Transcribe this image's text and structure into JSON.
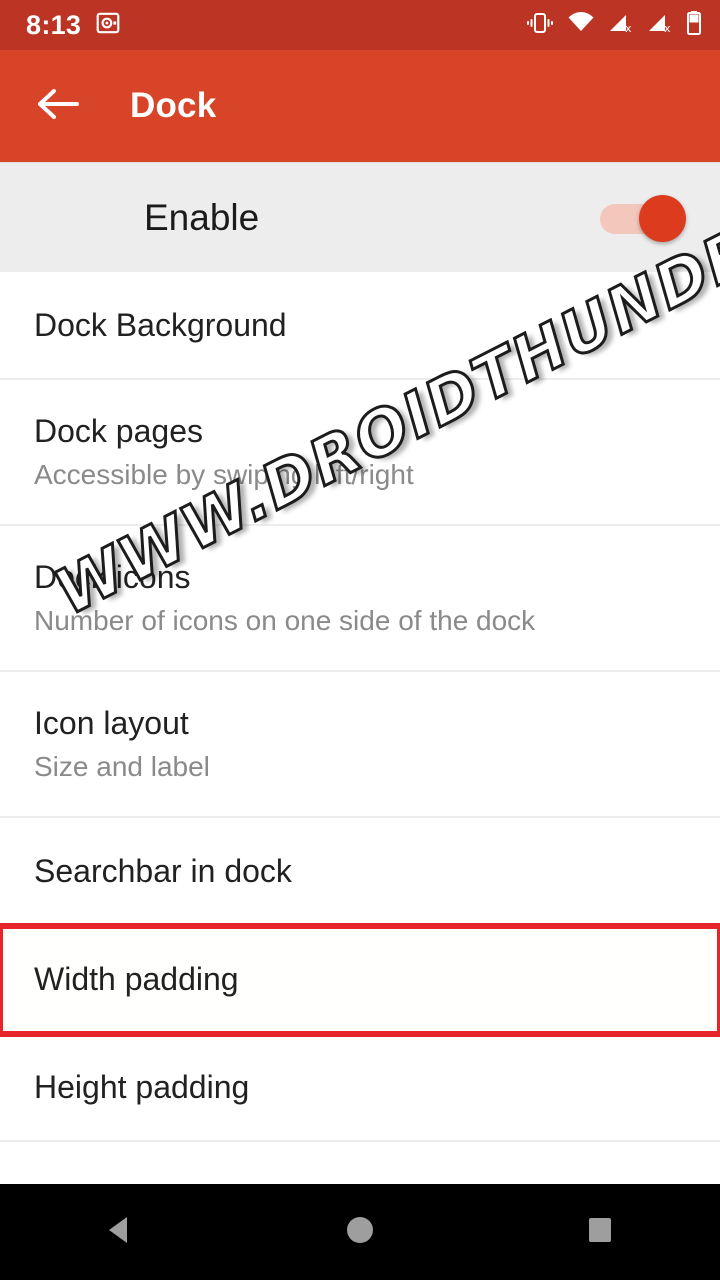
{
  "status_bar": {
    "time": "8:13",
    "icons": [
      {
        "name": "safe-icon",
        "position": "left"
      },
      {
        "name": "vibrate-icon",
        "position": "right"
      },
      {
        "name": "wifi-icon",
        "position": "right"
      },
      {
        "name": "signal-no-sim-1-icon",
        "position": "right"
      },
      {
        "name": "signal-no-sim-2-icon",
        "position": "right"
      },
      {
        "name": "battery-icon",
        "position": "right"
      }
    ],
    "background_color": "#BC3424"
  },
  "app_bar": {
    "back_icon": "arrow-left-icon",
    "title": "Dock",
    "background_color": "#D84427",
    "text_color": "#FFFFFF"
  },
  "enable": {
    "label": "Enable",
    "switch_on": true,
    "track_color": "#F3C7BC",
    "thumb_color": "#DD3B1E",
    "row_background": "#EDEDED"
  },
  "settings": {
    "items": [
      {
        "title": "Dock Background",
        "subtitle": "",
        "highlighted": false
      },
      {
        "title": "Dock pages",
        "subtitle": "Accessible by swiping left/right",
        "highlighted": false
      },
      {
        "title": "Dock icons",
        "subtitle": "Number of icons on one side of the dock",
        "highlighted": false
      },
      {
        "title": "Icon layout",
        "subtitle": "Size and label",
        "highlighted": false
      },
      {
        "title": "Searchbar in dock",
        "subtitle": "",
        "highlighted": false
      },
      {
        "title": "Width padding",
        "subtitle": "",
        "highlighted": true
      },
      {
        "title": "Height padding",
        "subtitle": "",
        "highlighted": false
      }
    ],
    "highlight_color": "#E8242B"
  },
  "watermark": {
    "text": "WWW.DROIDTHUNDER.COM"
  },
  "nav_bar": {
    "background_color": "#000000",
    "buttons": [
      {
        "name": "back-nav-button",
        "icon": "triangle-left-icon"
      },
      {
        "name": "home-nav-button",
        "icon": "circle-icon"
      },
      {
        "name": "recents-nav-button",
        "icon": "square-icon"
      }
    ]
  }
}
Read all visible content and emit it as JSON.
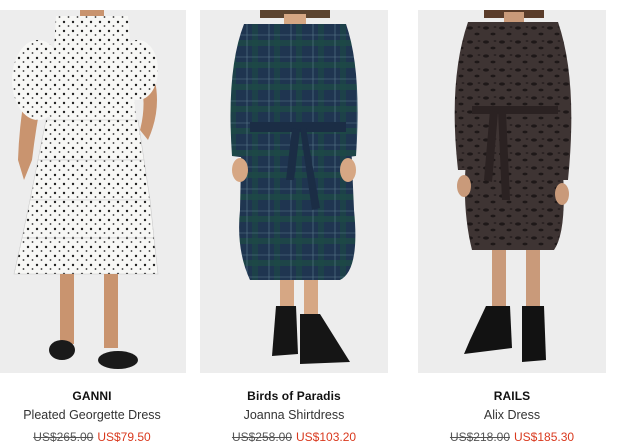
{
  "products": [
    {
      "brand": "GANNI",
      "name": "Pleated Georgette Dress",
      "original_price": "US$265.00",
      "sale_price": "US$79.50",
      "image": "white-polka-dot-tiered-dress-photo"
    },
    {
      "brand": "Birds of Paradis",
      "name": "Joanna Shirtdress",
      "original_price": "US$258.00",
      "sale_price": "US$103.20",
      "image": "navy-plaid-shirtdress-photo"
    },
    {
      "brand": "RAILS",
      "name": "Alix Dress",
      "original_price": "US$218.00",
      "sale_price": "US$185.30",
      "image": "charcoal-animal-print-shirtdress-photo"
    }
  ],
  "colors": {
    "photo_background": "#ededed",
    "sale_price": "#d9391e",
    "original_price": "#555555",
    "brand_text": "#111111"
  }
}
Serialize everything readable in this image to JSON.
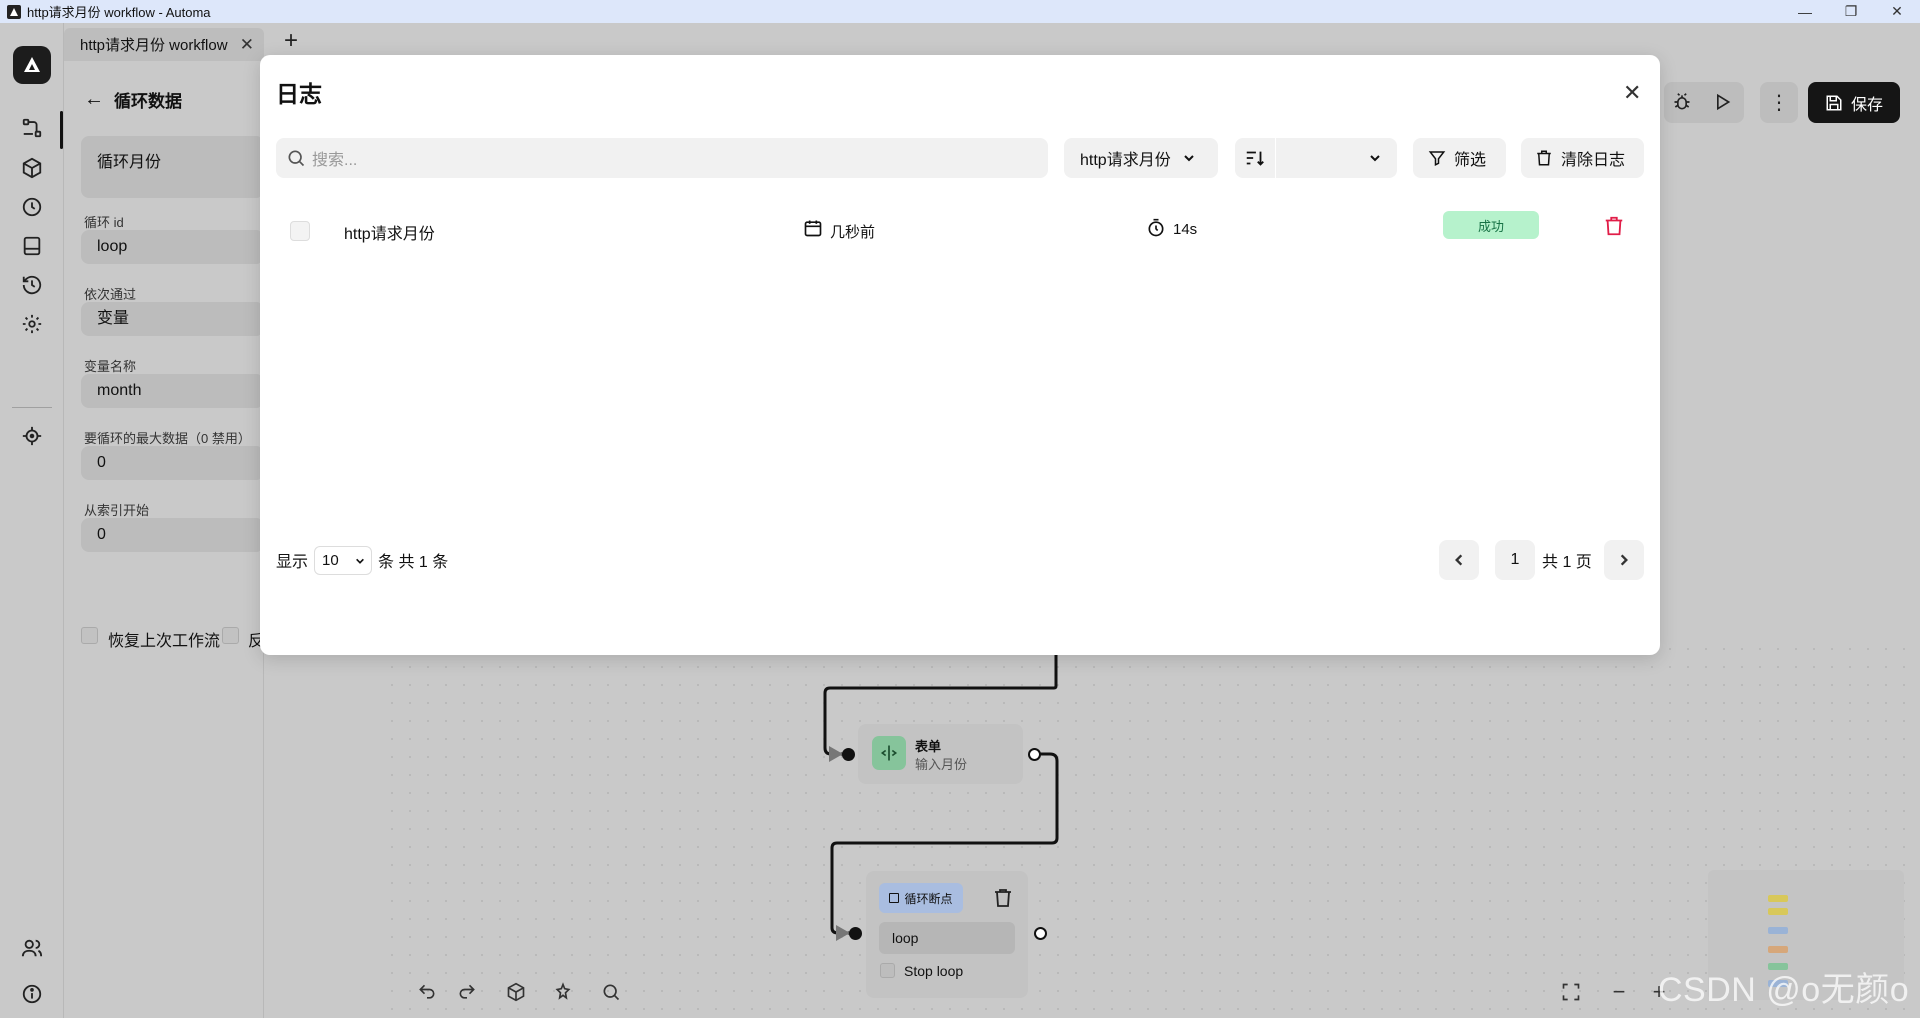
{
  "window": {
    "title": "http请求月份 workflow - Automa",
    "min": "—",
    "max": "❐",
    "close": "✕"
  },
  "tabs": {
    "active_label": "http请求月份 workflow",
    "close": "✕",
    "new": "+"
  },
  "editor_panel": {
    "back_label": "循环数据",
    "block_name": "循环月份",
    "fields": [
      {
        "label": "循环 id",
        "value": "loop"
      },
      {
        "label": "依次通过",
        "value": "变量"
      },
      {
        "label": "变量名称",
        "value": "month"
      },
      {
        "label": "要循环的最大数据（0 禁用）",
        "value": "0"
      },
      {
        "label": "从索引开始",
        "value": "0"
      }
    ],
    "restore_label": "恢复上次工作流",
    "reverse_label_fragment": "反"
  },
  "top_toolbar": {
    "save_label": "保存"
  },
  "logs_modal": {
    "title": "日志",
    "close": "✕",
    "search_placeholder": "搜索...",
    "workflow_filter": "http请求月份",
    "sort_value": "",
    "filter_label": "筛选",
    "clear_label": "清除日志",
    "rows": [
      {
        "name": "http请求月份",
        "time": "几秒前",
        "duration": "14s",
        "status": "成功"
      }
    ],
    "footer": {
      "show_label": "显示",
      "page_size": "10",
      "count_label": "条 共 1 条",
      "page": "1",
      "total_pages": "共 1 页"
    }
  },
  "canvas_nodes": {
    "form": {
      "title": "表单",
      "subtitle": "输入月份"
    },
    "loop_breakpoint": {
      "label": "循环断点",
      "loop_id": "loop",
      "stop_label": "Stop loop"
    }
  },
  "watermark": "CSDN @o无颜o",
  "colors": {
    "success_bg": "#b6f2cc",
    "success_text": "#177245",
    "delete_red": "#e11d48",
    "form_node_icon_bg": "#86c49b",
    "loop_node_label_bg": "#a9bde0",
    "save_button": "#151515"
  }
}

***

SHORT EXERCISE:
Output the records above exactly as they are, leaving out the pictures.

COMPLETED TASK:
Transcribe this image's text and structure into JSON.
{
  "status_bar": {
    "time": "8:13",
    "icons": [
      {
        "name": "safe-icon",
        "position": "left"
      },
      {
        "name": "vibrate-icon",
        "position": "right"
      },
      {
        "name": "wifi-icon",
        "position": "right"
      },
      {
        "name": "signal-no-sim-1-icon",
        "position": "right"
      },
      {
        "name": "signal-no-sim-2-icon",
        "position": "right"
      },
      {
        "name": "battery-icon",
        "position": "right"
      }
    ],
    "background_color": "#BC3424"
  },
  "app_bar": {
    "back_icon": "arrow-left-icon",
    "title": "Dock",
    "background_color": "#D84427",
    "text_color": "#FFFFFF"
  },
  "enable": {
    "label": "Enable",
    "switch_on": true,
    "track_color": "#F3C7BC",
    "thumb_color": "#DD3B1E",
    "row_background": "#EDEDED"
  },
  "settings": {
    "items": [
      {
        "title": "Dock Background",
        "subtitle": "",
        "highlighted": false
      },
      {
        "title": "Dock pages",
        "subtitle": "Accessible by swiping left/right",
        "highlighted": false
      },
      {
        "title": "Dock icons",
        "subtitle": "Number of icons on one side of the dock",
        "highlighted": false
      },
      {
        "title": "Icon layout",
        "subtitle": "Size and label",
        "highlighted": false
      },
      {
        "title": "Searchbar in dock",
        "subtitle": "",
        "highlighted": false
      },
      {
        "title": "Width padding",
        "subtitle": "",
        "highlighted": true
      },
      {
        "title": "Height padding",
        "subtitle": "",
        "highlighted": false
      }
    ],
    "highlight_color": "#E8242B"
  },
  "watermark": {
    "text": "WWW.DROIDTHUNDER.COM"
  },
  "nav_bar": {
    "background_color": "#000000",
    "buttons": [
      {
        "name": "back-nav-button",
        "icon": "triangle-left-icon"
      },
      {
        "name": "home-nav-button",
        "icon": "circle-icon"
      },
      {
        "name": "recents-nav-button",
        "icon": "square-icon"
      }
    ]
  }
}
Read all visible content and emit it as JSON.
{
  "products": [
    {
      "brand": "GANNI",
      "name": "Pleated Georgette Dress",
      "original_price": "US$265.00",
      "sale_price": "US$79.50",
      "image": "white-polka-dot-tiered-dress-photo"
    },
    {
      "brand": "Birds of Paradis",
      "name": "Joanna Shirtdress",
      "original_price": "US$258.00",
      "sale_price": "US$103.20",
      "image": "navy-plaid-shirtdress-photo"
    },
    {
      "brand": "RAILS",
      "name": "Alix Dress",
      "original_price": "US$218.00",
      "sale_price": "US$185.30",
      "image": "charcoal-animal-print-shirtdress-photo"
    }
  ],
  "colors": {
    "photo_background": "#ededed",
    "sale_price": "#d9391e",
    "original_price": "#555555",
    "brand_text": "#111111"
  }
}
Serialize everything readable in this image to JSON.
{
  "window": {
    "title": "http请求月份 workflow - Automa",
    "min": "—",
    "max": "❐",
    "close": "✕"
  },
  "tabs": {
    "active_label": "http请求月份 workflow",
    "close": "✕",
    "new": "+"
  },
  "editor_panel": {
    "back_label": "循环数据",
    "block_name": "循环月份",
    "fields": [
      {
        "label": "循环 id",
        "value": "loop"
      },
      {
        "label": "依次通过",
        "value": "变量"
      },
      {
        "label": "变量名称",
        "value": "month"
      },
      {
        "label": "要循环的最大数据（0 禁用）",
        "value": "0"
      },
      {
        "label": "从索引开始",
        "value": "0"
      }
    ],
    "restore_label": "恢复上次工作流",
    "reverse_label_fragment": "反"
  },
  "top_toolbar": {
    "save_label": "保存"
  },
  "logs_modal": {
    "title": "日志",
    "close": "✕",
    "search_placeholder": "搜索...",
    "workflow_filter": "http请求月份",
    "sort_value": "",
    "filter_label": "筛选",
    "clear_label": "清除日志",
    "rows": [
      {
        "name": "http请求月份",
        "time": "几秒前",
        "duration": "14s",
        "status": "成功"
      }
    ],
    "footer": {
      "show_label": "显示",
      "page_size": "10",
      "count_label": "条 共 1 条",
      "page": "1",
      "total_pages": "共 1 页"
    }
  },
  "canvas_nodes": {
    "form": {
      "title": "表单",
      "subtitle": "输入月份"
    },
    "loop_breakpoint": {
      "label": "循环断点",
      "loop_id": "loop",
      "stop_label": "Stop loop"
    }
  },
  "watermark": "CSDN @o无颜o",
  "colors": {
    "success_bg": "#b6f2cc",
    "success_text": "#177245",
    "delete_red": "#e11d48",
    "form_node_icon_bg": "#86c49b",
    "loop_node_label_bg": "#a9bde0",
    "save_button": "#151515"
  }
}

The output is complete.